**Objective:**
Tally the lines in the entries that contain the string "pixel" and give only that number.

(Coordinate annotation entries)
-- Begin --
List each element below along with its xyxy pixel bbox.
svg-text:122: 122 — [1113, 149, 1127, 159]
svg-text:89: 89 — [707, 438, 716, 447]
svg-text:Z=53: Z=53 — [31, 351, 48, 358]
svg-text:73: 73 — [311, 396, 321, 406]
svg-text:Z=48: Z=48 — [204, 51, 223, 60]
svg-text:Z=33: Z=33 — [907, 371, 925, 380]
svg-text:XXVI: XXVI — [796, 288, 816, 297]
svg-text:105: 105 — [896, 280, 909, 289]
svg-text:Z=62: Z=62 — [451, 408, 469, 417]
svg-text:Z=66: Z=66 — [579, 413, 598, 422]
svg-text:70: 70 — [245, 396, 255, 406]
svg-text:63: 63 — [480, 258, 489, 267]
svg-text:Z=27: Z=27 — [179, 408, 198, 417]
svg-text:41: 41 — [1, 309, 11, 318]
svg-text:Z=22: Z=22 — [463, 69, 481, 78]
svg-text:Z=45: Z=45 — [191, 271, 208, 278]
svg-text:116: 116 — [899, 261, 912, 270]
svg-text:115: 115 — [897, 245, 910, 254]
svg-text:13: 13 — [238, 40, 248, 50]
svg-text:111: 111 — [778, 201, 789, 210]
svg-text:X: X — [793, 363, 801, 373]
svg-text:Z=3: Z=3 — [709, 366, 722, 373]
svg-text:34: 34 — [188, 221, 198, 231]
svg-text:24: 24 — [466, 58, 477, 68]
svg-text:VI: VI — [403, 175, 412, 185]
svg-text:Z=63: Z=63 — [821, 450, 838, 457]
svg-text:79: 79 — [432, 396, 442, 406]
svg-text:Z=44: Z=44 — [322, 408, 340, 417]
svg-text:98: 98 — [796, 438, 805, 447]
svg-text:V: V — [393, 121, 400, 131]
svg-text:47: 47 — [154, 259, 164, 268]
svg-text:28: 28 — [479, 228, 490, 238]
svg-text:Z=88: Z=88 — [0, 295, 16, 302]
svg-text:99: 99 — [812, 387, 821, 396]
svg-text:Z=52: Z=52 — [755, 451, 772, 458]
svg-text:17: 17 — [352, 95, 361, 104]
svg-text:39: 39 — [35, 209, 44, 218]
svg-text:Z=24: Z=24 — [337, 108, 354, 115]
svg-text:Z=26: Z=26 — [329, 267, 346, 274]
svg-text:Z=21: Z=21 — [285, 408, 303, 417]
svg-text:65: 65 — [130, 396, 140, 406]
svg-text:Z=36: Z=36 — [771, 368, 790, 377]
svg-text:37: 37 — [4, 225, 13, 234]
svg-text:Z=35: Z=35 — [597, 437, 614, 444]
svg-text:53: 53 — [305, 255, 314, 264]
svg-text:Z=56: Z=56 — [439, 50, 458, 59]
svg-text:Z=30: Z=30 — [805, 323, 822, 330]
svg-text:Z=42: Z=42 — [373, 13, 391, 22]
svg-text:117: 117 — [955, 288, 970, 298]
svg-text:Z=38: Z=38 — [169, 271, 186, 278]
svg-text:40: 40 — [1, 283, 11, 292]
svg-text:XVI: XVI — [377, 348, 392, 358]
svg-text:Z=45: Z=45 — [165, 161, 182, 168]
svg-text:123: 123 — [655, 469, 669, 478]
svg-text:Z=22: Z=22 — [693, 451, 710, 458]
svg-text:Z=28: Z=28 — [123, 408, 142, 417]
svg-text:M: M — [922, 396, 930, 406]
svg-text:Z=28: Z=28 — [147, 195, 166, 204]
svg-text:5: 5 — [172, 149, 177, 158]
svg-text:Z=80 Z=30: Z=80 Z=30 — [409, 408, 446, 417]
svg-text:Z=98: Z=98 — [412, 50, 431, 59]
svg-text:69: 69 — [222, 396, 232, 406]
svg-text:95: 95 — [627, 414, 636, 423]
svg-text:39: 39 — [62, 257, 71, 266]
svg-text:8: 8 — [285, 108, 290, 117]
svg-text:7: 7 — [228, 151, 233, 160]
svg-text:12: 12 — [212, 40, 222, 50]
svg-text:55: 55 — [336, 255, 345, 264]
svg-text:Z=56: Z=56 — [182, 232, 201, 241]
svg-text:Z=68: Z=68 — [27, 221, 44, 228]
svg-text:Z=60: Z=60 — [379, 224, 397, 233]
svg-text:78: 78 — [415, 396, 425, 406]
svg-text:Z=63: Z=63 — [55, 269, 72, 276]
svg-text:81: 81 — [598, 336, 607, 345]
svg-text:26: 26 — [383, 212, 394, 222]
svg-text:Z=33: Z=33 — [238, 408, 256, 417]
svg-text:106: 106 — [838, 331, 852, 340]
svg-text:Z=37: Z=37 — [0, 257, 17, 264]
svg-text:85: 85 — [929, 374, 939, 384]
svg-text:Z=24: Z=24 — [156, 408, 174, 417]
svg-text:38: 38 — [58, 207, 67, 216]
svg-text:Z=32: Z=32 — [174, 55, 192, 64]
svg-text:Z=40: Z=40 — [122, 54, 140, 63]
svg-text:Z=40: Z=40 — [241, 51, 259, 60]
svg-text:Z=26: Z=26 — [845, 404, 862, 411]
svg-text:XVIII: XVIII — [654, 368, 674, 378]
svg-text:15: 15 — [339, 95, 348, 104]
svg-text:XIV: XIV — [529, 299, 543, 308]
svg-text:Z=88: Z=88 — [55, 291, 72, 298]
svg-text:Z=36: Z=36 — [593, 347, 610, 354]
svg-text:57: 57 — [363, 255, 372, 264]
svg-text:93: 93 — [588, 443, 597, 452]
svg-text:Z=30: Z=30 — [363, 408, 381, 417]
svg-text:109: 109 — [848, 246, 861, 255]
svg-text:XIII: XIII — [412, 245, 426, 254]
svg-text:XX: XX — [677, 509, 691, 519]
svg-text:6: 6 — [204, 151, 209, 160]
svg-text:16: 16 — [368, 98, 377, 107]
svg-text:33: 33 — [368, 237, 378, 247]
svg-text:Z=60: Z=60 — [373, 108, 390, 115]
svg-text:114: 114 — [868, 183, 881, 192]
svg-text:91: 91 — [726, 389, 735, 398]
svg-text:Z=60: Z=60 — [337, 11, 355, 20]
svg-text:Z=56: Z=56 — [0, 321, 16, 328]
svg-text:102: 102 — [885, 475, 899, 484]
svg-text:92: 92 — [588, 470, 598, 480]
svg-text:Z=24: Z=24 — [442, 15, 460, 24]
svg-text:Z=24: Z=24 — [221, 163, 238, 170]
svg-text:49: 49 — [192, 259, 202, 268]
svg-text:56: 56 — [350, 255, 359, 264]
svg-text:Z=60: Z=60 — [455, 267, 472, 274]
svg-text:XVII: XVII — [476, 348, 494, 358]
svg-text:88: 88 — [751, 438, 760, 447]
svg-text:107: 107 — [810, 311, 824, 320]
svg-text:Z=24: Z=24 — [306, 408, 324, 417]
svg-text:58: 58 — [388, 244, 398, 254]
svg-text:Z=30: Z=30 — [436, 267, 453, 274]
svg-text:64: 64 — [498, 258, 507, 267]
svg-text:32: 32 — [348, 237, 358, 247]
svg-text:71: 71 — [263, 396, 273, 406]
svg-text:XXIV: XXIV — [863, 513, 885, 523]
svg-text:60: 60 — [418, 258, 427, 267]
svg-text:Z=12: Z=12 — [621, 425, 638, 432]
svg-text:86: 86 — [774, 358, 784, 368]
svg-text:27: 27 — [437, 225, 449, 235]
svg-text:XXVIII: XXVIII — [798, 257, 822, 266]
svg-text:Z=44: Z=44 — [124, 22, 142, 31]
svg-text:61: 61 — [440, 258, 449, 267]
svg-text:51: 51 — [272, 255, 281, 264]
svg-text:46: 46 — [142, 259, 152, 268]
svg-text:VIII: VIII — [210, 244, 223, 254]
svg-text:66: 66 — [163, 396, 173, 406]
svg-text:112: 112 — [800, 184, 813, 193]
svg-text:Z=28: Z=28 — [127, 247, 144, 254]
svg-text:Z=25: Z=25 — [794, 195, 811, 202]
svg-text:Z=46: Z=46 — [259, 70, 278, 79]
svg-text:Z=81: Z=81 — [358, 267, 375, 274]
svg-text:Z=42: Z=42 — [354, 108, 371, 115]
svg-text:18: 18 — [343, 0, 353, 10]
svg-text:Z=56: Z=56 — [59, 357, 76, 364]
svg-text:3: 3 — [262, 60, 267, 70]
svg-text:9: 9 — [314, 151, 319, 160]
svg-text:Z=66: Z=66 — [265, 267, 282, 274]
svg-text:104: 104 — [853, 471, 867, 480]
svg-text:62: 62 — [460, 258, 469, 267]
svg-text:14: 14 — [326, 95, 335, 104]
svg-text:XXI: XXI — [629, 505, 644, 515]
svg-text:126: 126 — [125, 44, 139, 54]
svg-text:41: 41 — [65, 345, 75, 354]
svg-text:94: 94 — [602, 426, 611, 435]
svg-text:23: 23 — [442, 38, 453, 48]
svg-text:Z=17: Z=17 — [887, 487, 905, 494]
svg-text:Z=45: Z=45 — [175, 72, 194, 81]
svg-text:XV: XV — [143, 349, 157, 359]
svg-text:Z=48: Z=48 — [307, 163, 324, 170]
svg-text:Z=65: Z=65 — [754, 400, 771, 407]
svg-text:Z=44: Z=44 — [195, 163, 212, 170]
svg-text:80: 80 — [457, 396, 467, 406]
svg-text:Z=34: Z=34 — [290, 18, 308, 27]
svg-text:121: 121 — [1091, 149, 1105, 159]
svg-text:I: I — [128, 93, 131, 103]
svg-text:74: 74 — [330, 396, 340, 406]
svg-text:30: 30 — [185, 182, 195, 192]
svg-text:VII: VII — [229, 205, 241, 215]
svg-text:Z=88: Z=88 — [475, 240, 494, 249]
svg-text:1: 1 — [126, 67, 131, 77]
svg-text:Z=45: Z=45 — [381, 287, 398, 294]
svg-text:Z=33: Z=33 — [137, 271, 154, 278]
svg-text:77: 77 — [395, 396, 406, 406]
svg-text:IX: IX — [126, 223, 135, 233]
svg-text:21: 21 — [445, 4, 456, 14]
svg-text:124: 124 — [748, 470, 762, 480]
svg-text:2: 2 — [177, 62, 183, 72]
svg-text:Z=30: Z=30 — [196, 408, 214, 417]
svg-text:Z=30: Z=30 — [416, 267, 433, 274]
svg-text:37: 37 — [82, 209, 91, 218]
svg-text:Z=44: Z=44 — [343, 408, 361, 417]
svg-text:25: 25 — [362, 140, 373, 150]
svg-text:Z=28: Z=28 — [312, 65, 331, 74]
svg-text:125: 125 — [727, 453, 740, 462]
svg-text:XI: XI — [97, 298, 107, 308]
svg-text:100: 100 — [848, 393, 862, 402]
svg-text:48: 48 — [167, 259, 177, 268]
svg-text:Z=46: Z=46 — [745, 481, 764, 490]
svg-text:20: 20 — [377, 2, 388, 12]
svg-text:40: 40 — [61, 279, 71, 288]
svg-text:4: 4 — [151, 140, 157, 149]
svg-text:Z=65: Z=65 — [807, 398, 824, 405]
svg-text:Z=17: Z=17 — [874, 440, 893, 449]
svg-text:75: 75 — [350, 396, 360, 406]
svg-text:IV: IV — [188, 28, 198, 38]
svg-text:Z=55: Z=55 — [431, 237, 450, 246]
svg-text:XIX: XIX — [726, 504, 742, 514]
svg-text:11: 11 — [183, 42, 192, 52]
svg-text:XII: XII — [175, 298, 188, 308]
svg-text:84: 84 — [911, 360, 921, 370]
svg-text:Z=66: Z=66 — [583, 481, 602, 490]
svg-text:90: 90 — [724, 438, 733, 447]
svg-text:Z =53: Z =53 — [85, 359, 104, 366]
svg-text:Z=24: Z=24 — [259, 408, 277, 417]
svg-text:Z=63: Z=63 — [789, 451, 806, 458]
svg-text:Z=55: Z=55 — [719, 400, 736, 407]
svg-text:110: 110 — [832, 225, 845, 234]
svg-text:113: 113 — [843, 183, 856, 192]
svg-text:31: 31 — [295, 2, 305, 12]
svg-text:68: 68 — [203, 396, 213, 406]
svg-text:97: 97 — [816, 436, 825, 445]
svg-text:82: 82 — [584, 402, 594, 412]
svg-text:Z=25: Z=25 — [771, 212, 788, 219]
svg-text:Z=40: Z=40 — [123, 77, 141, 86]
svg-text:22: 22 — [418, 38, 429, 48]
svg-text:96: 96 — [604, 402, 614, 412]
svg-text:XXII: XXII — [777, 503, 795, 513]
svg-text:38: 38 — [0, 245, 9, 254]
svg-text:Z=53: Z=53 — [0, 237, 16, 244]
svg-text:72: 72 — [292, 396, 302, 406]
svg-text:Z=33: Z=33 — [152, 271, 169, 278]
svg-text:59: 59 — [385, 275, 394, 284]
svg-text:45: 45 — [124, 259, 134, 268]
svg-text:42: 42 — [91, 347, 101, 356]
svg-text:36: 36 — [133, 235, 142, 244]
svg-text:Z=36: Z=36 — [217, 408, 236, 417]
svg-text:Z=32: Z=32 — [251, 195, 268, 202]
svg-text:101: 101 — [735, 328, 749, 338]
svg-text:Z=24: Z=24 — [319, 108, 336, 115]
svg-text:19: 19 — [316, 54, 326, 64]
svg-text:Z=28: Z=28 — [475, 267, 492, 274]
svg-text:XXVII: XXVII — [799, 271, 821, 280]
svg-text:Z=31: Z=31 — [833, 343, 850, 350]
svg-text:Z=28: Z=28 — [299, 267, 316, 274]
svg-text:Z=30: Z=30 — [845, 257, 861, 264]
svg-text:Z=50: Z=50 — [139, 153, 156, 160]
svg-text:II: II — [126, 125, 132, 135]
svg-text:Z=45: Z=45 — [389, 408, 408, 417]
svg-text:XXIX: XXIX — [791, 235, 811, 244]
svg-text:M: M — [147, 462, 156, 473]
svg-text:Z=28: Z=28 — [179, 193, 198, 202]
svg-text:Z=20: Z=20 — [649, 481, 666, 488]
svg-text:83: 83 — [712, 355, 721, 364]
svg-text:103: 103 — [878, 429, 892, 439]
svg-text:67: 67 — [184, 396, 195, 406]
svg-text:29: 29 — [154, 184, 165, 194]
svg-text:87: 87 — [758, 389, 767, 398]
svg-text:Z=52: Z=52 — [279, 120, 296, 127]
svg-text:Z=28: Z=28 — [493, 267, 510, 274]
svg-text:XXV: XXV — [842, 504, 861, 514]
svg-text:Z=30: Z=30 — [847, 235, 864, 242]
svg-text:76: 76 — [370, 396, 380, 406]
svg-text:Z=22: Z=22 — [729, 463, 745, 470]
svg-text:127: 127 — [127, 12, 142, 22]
-- End --
**Response below:**
1